> [USING THE INFORMATION]
[1] According to the science commentary, what share of investigators have witnessed misconduct, as found in the ORI study?
[2] List every organization or body that the science commentary says Henri Termeer has served in an advisory role.
[3] Carry on writing the science commentary from its last line.

> [SELECTED TEXT]

════════════════════

One of the beautiful attractions of the modern scientific enterprise is the utter honesty of its practitioners. It simply does not cross one’s mind that results published in a technical paper might be faked, made up, distorted, adulterated, or otherwise misrepresented. The interpretations might be questioned, but not the results.

A couple of recent instances have caused me to be less sanguine about the integrity of science. First Senator Charles Grassley of Iowa revealed that researchers at Harvard, Cincinnati, and several other undisclosed places had failed to report industry payments. Support from commercial interests is required to be disclosed by anyone receiving federal research funds in order to reduce potential conflicts of interest. Why is this important? Because the public needs to know it can trust the independence of medical research results.

The second unnerving event was a study from the NIH’s Office of Research Integrity (ORI). The essential finding is that about 9% of investigators have witnessed misconduct and that this misconduct goes unreported more than a third of the time.

Competitive pressures—on individuals to be productive and on institutions to avoid unseemly publicity—are the underlying source for this problem, and easy solutions are not readily apparent. Nonetheless the ORI study (see Nature, 19 June 2008, pp. 980–982) suggests six specific remedies. To do less than try them surely undermines the whole of science, and the damage becomes nearly irreversible when a certain threshold is passed.

I fear we are nearer to that threshold than at any time in my recent memory.

The Biotechnology Heritage Award is given annually by the Chemical Heritage Foundation and the Biotechnology Industry Organization to recognize outstanding contributions to the biotechnology community. The award recognizes an individual within the biotechnology community

• Who has displayed significant entrepreneurship through discovery, innovation, or commercialization;
• Whose contributions to public understanding are noteworthy; and
• Who has been active in philanthropic and communal affairs.

This year’s award was presented last week to Henri A. Termeer, who admirably and easily rises to all three criteria. His company, Genzyme, has grown under his leadership from a modest start-up to one of the world’s leading biotechnology companies, with 10,000 employees, almost $4 billion in revenues, and products serving patients in over 90 countries.

Henri Termeer has not restricted his many talents to his own company. He has served in various advisory roles to Harvard Medical School, MIT, Massachusetts Governor Deval Patrick’s Council of Economic Advisors, Project Hope, the New England Healthcare Institute, and the Boston Museum of Science. He has also worked to improve educational outcomes in local schools.

A well-deserved award in the very distinguished company of 12 previous luminaries.

The electromagnetic spectrum spans about 10¹ to 10²⁷ hertz, or 27 orders of magnitude. Some of the regions more relevant to humanity are

• Megahertz (10⁶), the frequency of radio waves, MRI, wireless networking, and Dan Rather.

• Gigahertz (10⁹), wherein lie microwave ovens and WiFi networking.

• Petahertz (10¹⁵), the land of ultraviolet and visible light, which makes us tan, initiates melanoma, and allows for fiber optics.

════════════════════

> [DATA UNDER STUDY]
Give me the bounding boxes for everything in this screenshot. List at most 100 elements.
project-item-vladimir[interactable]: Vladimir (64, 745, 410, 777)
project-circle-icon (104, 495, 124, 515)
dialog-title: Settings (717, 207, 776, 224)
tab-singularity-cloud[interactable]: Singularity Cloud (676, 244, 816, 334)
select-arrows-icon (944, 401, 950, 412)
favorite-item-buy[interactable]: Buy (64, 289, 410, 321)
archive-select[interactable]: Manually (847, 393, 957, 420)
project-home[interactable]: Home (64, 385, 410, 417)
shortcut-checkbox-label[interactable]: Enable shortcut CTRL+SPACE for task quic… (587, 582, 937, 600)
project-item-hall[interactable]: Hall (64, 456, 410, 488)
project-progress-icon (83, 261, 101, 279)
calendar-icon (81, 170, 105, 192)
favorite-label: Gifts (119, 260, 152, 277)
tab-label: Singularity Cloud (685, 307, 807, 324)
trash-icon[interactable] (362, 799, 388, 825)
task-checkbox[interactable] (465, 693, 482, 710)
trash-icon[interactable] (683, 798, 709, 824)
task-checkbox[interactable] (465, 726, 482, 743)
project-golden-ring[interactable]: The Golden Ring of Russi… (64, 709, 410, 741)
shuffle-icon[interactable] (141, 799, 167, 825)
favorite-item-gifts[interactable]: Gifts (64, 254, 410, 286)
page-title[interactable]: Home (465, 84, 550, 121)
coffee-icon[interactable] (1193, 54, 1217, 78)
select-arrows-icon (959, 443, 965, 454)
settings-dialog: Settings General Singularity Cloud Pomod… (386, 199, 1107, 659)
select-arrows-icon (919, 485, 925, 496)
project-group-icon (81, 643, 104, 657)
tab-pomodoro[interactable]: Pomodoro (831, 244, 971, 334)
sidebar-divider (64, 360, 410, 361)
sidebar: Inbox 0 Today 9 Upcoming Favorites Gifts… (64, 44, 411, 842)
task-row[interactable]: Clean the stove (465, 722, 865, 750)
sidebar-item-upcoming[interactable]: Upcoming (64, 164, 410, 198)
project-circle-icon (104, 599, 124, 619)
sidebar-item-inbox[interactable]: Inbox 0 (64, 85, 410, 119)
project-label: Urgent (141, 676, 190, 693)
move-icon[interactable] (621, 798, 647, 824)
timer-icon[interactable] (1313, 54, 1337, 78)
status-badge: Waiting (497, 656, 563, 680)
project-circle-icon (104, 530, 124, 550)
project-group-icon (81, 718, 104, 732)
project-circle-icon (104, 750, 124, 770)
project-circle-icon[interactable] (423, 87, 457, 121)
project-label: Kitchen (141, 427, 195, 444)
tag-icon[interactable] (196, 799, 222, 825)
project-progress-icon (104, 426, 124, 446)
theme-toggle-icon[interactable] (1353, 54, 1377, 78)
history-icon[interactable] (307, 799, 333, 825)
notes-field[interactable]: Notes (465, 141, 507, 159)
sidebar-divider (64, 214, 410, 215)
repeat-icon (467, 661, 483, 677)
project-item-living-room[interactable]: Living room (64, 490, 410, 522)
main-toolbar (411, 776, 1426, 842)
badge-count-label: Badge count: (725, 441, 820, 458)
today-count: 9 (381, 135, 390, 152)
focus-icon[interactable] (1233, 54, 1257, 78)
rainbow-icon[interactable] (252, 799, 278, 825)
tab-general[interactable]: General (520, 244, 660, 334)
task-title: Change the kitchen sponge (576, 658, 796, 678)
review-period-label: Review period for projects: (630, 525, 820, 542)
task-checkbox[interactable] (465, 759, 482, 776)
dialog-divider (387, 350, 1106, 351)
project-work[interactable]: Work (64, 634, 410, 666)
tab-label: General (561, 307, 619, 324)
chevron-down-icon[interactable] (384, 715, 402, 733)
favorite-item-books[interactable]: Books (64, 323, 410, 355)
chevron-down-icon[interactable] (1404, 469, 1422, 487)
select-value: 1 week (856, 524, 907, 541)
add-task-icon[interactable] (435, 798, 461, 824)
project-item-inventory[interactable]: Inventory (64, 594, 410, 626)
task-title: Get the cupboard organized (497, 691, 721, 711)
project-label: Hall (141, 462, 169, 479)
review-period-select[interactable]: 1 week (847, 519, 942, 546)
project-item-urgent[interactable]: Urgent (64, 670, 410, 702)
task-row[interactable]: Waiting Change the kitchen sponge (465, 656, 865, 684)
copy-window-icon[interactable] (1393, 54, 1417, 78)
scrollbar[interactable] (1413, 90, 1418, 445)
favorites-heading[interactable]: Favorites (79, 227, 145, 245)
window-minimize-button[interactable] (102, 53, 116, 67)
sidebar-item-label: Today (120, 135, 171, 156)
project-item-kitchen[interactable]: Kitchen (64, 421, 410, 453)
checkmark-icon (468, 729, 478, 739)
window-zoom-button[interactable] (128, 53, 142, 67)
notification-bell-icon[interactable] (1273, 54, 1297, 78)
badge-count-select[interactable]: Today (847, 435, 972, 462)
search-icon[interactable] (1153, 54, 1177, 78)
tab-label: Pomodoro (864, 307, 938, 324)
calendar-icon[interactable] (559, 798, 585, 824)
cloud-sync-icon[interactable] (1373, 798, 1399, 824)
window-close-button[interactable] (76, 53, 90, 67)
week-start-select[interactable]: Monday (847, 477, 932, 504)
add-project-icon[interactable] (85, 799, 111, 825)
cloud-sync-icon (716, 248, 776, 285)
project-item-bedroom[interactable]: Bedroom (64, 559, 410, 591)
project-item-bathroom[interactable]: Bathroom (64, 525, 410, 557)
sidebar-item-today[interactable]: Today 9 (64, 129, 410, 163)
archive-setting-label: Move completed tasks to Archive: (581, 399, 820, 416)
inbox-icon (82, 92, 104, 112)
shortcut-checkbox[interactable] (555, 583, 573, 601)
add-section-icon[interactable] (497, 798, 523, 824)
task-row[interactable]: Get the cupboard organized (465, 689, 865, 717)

════════════════════

> [WRITTEN RESPONSES]
[1] About 9% of investigators.

[2] Harvard Medical School; MIT; Massachusetts Governor Deval Patrick's Council of Economic Advisors; Project Hope; the New England Healthcare Institute; the Boston Museum of Science

[3]
You’ll notice that terahertz (10¹²) is missing from its rightful, orderly place in this list. This is because lower frequencies (MHz, GHz) can be carried by electrons, while the higher ones (PHz) require photons.

In between (THz), there has been a deficit of materials that are sensitive information carriers in this range. But now comes new chemistry (or perhaps it’s physics, but no matter) from Boston University and Boston College.

Investigators fabricated metamaterials consisting of micron-size unit cells with a gallium arsenide conductor and polyamide dielectric (Optics Express, 12 May 2008, pp. 7181–7188). Such devices can be tuned to a narrow frequency range and have high absorption in the heretofore inaccessible terahertz zone.

No practical uses yet, and you can’t buy such materials in your local mall. Soon enough, though, there may be very useful applications in thermal sensing and precision imaging, as, for example, in biomedical and security applications.

 I bet you didn’t know that

• Over 4.8 billion historical artifacts are held in trust by 30,000 institutions in the United States alone. These include rare books and manuscripts, photographs, documents, sound recordings, moving images, digital materials, art, historic and ethnographic objects, archaeological artifacts, and scientific collections.

• American museums, libraries, archives, historical societies, and scientific research organizations receive 2.5 billion visits per year.

• 65% of collecting institutions have suffered damage to their collections because of improper storage.

• Only 44% of institutions have proper security measures in place.

• About three-quarters of institutions have no emergency plan in place.

These figures come from the Heritage Health Index conducted jointly by Heritage Preservation and the Institute for Museum and Library Services.

The Chemical Heritage Foundation houses one of the world’s important collections of the immense ephemera of the molecular sciences. I hope it is reassuring to readers to know that CHF falls on the correct side of all these statistics.

We have a robust collections policy, a full disaster-recovery plan, and good on-location care of the many valuable objects entrusted to us. These collections are the record of human scientific achievement, and we pledge to do our darnedest to take good care of them.

So come by and see for yourself!